*Aim*.
Show all lines from the data that include the word "Hodogram".

*Given records*.
* BEGIN *

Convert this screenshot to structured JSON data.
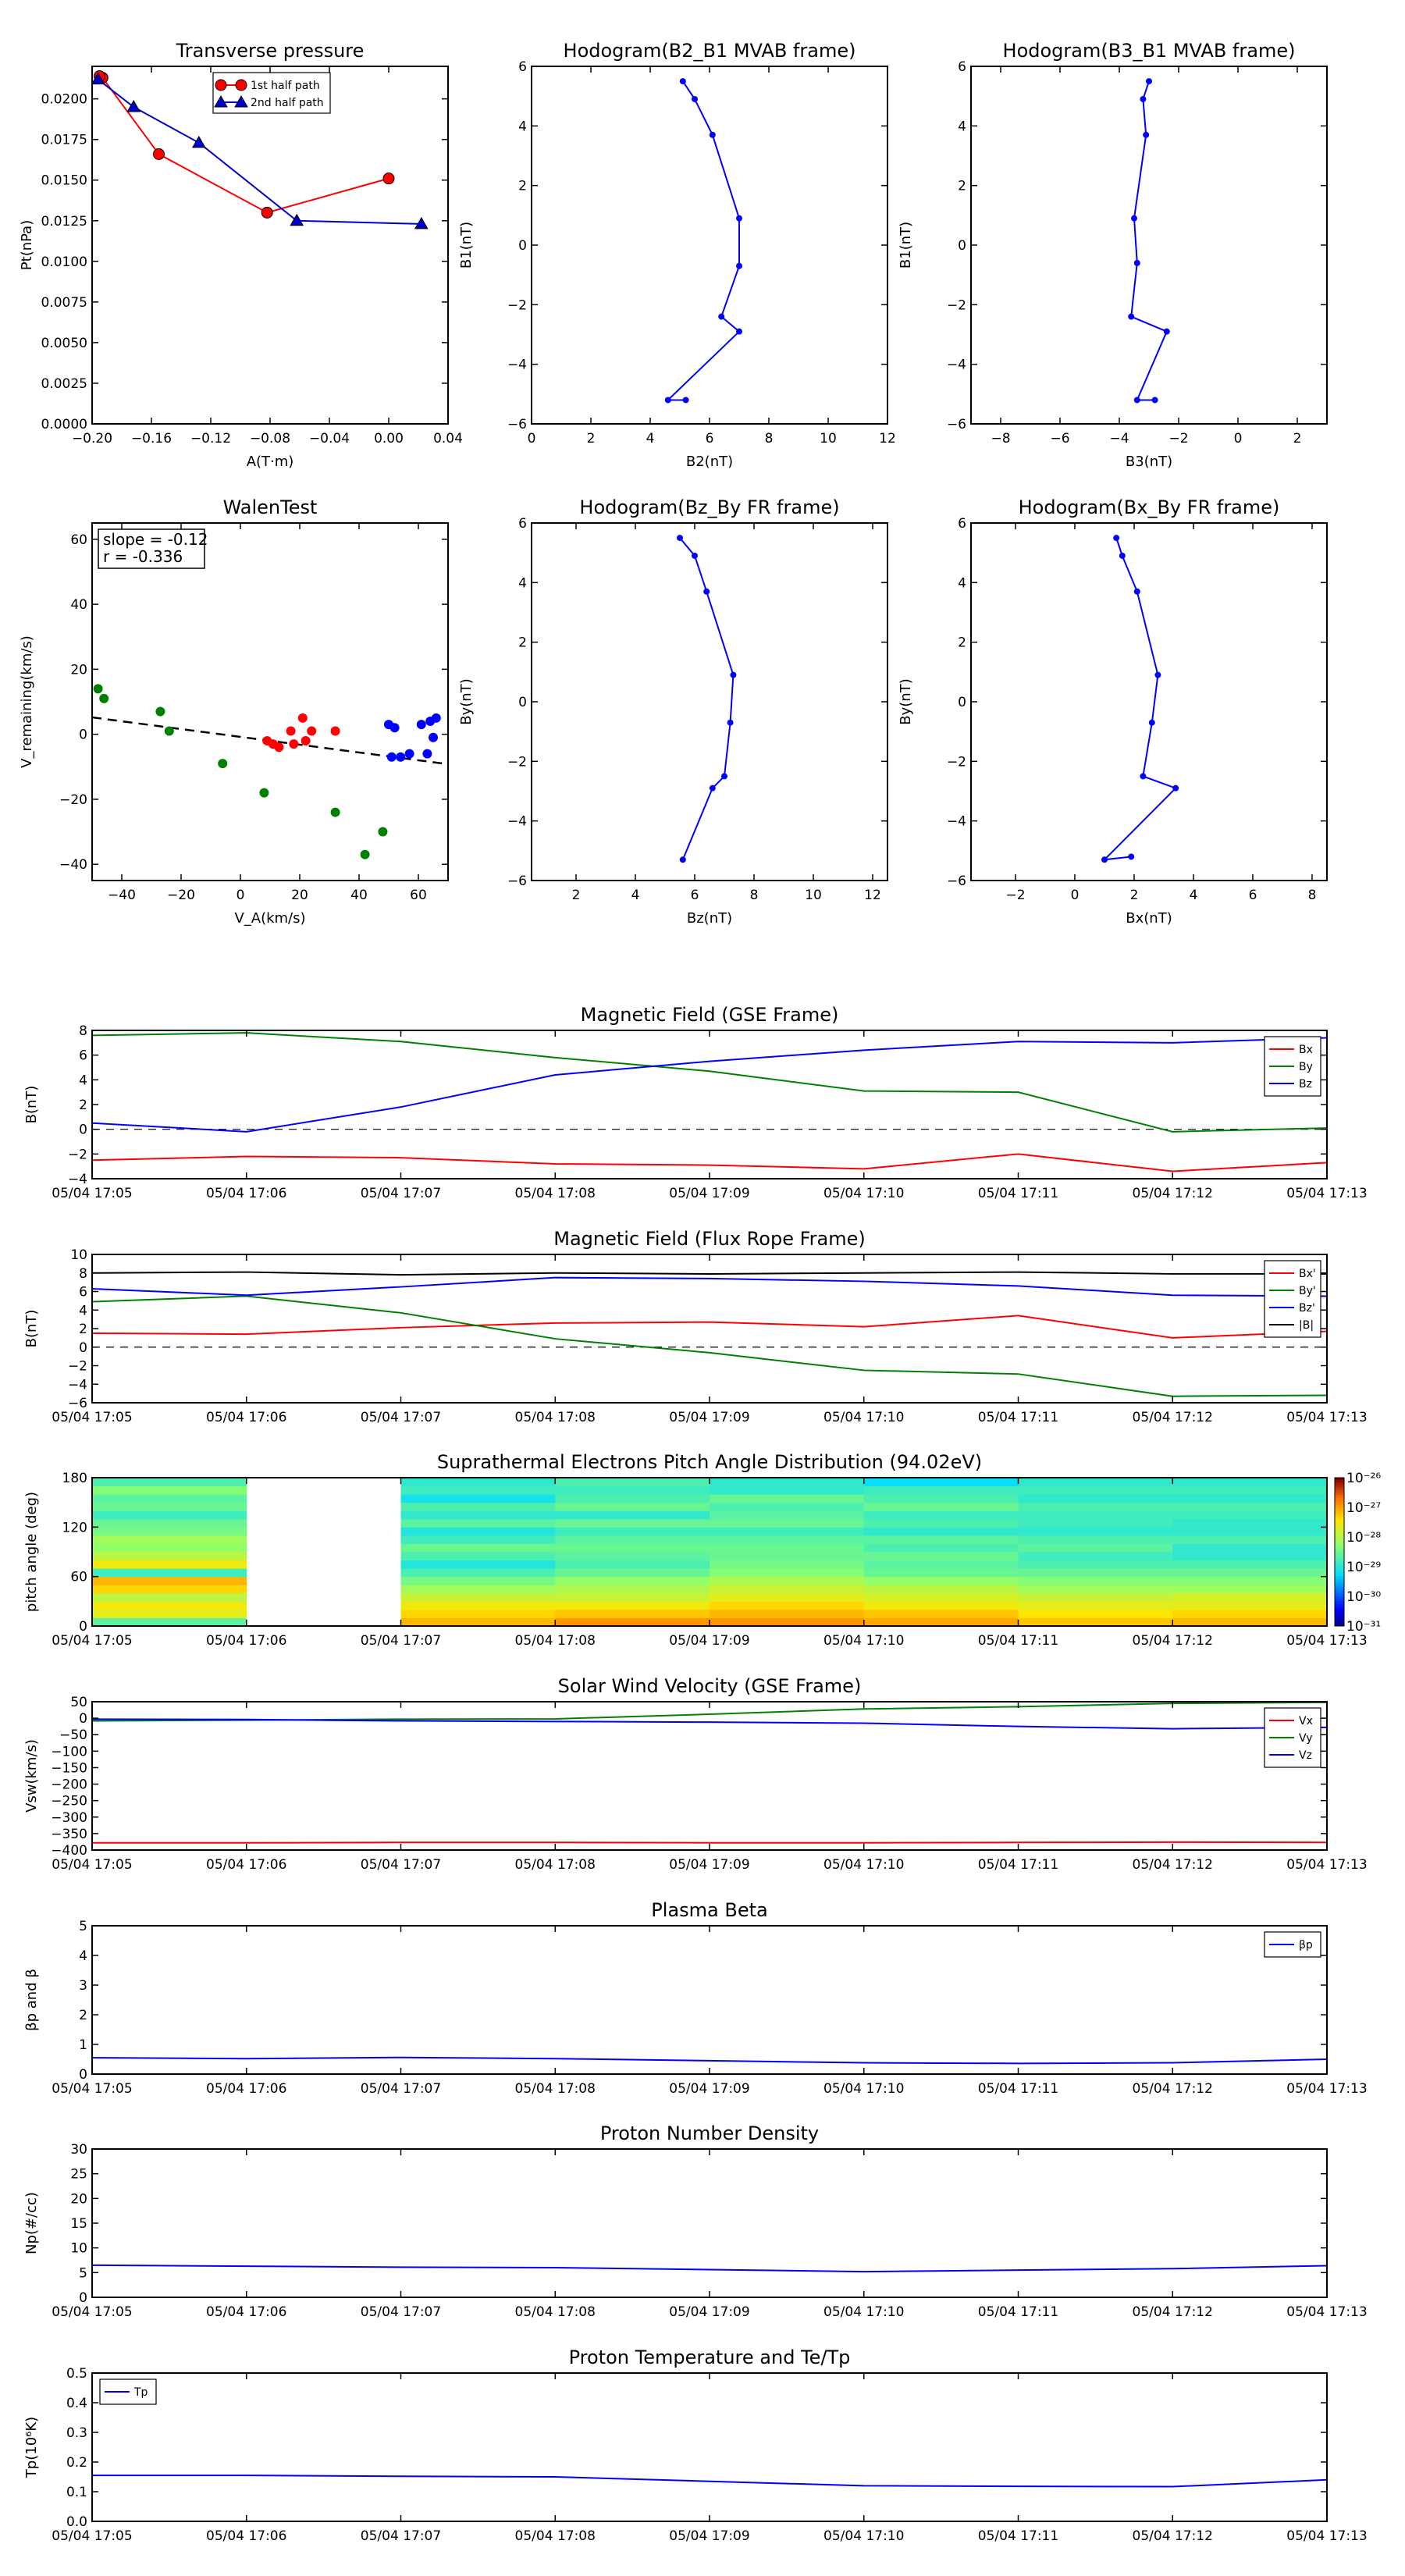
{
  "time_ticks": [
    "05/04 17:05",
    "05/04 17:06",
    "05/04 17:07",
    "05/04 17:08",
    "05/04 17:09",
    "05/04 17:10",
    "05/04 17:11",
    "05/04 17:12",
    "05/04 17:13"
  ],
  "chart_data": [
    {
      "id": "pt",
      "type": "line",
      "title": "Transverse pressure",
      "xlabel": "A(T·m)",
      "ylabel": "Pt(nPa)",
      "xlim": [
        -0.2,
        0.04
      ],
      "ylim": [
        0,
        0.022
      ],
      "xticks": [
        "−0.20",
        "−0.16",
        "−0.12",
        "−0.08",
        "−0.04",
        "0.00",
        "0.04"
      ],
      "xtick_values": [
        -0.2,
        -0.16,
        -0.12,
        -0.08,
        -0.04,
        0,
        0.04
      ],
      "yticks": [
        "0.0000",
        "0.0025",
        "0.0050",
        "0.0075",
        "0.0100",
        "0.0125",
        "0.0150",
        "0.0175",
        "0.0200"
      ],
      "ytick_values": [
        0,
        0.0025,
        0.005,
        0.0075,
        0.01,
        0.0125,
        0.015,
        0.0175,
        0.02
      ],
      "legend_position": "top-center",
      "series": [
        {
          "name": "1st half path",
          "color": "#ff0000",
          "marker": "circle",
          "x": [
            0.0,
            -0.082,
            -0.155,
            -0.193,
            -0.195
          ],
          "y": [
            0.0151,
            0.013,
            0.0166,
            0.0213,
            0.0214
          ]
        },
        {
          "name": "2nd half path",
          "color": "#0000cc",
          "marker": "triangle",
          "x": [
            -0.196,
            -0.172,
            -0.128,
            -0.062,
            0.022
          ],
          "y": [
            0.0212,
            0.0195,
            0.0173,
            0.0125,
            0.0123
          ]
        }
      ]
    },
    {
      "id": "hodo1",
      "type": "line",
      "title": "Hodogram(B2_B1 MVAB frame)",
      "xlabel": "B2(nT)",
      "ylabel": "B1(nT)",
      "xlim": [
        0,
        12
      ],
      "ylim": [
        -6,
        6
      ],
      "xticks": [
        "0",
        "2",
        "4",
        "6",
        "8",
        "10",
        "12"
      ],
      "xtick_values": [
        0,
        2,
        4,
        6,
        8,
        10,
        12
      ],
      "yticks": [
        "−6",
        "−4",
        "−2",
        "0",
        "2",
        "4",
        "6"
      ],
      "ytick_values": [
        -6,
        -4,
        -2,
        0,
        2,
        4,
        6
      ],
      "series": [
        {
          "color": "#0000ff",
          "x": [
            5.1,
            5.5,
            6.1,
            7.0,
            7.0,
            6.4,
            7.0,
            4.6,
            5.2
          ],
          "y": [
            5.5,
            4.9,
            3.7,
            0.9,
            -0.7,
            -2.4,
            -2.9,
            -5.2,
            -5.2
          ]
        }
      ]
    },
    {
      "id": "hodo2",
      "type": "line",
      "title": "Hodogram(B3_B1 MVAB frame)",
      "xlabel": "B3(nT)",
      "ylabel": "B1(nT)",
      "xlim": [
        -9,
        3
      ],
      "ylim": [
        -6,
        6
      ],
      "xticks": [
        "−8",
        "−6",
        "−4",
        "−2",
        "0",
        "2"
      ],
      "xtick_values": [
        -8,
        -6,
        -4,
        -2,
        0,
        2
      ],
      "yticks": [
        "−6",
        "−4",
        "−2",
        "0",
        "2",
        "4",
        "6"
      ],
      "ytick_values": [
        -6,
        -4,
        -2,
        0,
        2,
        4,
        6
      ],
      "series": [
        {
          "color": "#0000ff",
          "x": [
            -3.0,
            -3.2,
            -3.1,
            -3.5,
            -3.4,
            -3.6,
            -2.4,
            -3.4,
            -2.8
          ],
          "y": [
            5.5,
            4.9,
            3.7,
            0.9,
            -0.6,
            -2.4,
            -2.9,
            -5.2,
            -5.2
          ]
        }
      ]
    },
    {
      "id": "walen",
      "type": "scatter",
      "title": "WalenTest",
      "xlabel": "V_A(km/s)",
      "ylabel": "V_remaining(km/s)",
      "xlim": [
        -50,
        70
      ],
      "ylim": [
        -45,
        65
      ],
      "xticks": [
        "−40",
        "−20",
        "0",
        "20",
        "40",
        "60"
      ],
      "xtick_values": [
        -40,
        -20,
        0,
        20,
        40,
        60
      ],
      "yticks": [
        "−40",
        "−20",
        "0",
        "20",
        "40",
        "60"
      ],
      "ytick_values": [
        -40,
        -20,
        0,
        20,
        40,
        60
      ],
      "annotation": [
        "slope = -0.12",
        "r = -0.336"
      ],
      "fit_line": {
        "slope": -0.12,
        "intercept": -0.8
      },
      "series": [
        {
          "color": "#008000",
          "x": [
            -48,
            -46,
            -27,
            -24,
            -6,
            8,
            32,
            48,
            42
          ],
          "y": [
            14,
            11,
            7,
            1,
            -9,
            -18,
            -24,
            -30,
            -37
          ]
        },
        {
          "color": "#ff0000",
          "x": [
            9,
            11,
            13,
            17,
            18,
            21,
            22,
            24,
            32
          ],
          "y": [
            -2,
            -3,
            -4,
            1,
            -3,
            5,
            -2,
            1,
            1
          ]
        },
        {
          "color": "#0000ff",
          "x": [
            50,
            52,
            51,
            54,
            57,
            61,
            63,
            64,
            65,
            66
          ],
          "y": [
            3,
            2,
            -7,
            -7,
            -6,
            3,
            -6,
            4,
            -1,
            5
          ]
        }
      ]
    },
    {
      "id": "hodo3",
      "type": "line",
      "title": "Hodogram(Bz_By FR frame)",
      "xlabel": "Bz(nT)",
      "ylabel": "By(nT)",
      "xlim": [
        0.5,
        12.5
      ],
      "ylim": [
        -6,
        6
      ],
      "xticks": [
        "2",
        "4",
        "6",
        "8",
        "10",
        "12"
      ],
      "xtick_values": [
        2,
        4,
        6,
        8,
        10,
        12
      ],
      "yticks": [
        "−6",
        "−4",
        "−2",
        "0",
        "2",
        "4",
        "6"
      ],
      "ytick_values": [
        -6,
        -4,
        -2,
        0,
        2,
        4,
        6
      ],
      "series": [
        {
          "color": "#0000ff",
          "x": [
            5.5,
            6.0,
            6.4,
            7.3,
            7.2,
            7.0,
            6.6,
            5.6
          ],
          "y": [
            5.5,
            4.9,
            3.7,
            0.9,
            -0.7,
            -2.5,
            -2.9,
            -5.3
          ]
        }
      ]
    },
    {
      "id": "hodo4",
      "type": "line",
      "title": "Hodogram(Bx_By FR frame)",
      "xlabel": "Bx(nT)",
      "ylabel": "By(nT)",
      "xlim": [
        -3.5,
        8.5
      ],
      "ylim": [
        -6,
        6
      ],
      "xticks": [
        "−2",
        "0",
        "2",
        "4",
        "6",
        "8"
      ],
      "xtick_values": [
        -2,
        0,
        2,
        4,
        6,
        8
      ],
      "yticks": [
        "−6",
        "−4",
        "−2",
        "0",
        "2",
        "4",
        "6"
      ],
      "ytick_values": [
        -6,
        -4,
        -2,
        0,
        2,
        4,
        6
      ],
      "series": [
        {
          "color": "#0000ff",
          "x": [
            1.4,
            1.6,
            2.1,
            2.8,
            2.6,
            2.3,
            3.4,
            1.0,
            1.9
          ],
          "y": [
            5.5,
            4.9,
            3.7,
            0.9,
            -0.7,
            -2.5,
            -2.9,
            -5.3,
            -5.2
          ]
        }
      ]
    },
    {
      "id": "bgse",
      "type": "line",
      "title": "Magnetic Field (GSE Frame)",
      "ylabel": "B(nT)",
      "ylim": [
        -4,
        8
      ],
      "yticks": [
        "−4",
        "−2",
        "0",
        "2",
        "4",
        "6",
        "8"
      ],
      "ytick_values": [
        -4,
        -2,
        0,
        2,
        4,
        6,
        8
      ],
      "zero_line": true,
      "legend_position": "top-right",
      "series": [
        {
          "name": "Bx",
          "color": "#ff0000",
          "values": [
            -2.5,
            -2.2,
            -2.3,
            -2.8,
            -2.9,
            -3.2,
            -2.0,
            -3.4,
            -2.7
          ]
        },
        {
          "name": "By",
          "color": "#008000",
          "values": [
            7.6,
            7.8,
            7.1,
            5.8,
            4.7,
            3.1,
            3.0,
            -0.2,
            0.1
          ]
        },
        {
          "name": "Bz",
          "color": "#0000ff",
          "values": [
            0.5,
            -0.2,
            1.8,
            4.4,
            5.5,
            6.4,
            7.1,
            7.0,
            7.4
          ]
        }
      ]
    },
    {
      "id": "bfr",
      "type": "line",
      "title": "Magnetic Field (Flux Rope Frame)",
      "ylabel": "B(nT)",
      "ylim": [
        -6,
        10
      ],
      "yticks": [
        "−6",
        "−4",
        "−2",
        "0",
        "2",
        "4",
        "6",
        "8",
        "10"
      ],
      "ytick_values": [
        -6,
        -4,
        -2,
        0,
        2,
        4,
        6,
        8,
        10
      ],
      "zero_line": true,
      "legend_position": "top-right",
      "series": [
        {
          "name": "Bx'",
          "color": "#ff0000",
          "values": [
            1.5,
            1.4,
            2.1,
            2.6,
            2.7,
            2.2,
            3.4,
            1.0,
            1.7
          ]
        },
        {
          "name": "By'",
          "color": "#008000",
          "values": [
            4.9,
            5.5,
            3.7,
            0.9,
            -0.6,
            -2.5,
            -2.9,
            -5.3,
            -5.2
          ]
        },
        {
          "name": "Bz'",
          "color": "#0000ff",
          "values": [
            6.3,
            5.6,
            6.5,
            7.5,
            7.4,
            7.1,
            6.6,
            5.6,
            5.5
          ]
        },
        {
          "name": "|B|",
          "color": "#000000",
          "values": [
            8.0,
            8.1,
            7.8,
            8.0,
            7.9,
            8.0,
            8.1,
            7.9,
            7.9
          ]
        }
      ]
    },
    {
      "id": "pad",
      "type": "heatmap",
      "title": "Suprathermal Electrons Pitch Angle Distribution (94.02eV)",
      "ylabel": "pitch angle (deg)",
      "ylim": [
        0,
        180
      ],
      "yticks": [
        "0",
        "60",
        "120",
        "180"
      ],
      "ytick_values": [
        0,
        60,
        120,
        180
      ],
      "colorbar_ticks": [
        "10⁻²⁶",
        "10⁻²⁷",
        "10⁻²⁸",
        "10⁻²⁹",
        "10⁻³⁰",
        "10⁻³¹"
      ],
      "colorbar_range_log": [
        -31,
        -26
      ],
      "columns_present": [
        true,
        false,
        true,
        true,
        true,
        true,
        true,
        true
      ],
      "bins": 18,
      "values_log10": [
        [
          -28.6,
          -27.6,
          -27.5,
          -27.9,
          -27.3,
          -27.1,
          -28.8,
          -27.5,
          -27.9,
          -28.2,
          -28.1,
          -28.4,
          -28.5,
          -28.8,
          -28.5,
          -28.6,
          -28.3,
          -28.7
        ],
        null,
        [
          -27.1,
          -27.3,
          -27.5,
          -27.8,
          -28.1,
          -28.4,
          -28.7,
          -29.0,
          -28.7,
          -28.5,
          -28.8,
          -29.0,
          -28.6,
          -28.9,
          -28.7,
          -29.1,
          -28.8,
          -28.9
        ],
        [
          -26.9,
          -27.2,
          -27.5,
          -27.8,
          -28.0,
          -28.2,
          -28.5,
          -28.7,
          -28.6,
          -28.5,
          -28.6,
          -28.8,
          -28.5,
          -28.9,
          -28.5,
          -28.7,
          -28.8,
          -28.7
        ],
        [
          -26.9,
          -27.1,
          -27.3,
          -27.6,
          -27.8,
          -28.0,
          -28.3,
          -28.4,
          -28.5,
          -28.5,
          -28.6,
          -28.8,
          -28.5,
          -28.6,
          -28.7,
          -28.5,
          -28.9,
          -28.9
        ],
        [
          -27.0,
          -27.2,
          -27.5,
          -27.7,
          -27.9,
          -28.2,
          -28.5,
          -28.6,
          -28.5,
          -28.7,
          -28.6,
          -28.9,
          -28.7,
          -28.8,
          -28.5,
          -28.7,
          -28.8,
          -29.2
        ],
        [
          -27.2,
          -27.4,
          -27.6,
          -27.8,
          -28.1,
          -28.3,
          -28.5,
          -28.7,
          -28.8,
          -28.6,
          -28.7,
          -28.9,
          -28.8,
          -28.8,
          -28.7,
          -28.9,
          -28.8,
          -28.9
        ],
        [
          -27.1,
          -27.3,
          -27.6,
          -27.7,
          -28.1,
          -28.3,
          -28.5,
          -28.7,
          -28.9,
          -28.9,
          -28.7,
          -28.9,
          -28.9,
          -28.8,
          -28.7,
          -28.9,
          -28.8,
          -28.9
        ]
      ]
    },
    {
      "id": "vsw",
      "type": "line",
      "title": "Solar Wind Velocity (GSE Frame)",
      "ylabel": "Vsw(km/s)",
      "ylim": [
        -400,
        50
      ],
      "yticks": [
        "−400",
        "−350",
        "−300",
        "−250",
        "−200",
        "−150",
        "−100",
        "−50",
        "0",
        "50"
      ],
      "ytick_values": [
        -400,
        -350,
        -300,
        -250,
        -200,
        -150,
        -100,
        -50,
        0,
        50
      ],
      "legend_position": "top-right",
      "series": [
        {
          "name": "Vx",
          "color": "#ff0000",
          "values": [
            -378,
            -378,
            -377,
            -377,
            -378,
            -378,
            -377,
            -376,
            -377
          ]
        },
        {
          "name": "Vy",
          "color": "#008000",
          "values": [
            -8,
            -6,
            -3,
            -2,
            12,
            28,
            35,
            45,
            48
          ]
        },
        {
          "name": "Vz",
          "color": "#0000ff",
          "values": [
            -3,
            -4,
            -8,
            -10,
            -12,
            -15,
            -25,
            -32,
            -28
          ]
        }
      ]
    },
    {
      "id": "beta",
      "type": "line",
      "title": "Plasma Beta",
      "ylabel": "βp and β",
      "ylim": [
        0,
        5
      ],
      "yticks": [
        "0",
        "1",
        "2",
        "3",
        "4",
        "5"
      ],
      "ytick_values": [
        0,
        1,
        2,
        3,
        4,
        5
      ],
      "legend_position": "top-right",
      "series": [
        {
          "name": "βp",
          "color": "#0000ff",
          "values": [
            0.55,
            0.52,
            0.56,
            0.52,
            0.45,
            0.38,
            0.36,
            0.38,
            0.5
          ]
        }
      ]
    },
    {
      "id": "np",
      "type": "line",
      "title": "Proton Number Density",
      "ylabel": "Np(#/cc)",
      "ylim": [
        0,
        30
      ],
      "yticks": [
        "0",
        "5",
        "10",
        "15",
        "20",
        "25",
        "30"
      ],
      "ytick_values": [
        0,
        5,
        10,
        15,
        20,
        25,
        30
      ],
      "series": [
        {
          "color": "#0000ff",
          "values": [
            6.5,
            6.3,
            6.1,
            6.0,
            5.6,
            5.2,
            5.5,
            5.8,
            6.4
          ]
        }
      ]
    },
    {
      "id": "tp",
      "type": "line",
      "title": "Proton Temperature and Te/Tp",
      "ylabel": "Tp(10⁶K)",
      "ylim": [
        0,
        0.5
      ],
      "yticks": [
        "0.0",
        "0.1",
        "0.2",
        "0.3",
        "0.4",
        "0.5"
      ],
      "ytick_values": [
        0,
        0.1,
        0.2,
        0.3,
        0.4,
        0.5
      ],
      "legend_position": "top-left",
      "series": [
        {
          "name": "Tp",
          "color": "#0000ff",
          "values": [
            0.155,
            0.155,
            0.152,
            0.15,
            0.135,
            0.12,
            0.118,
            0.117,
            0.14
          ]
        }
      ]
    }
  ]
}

* END *

*Answer to the exercise*.
      "title": "Hodogram(B2_B1 MVAB frame)",
      "title": "Hodogram(B3_B1 MVAB frame)",
      "title": "Hodogram(Bz_By FR frame)",
      "title": "Hodogram(Bx_By FR frame)",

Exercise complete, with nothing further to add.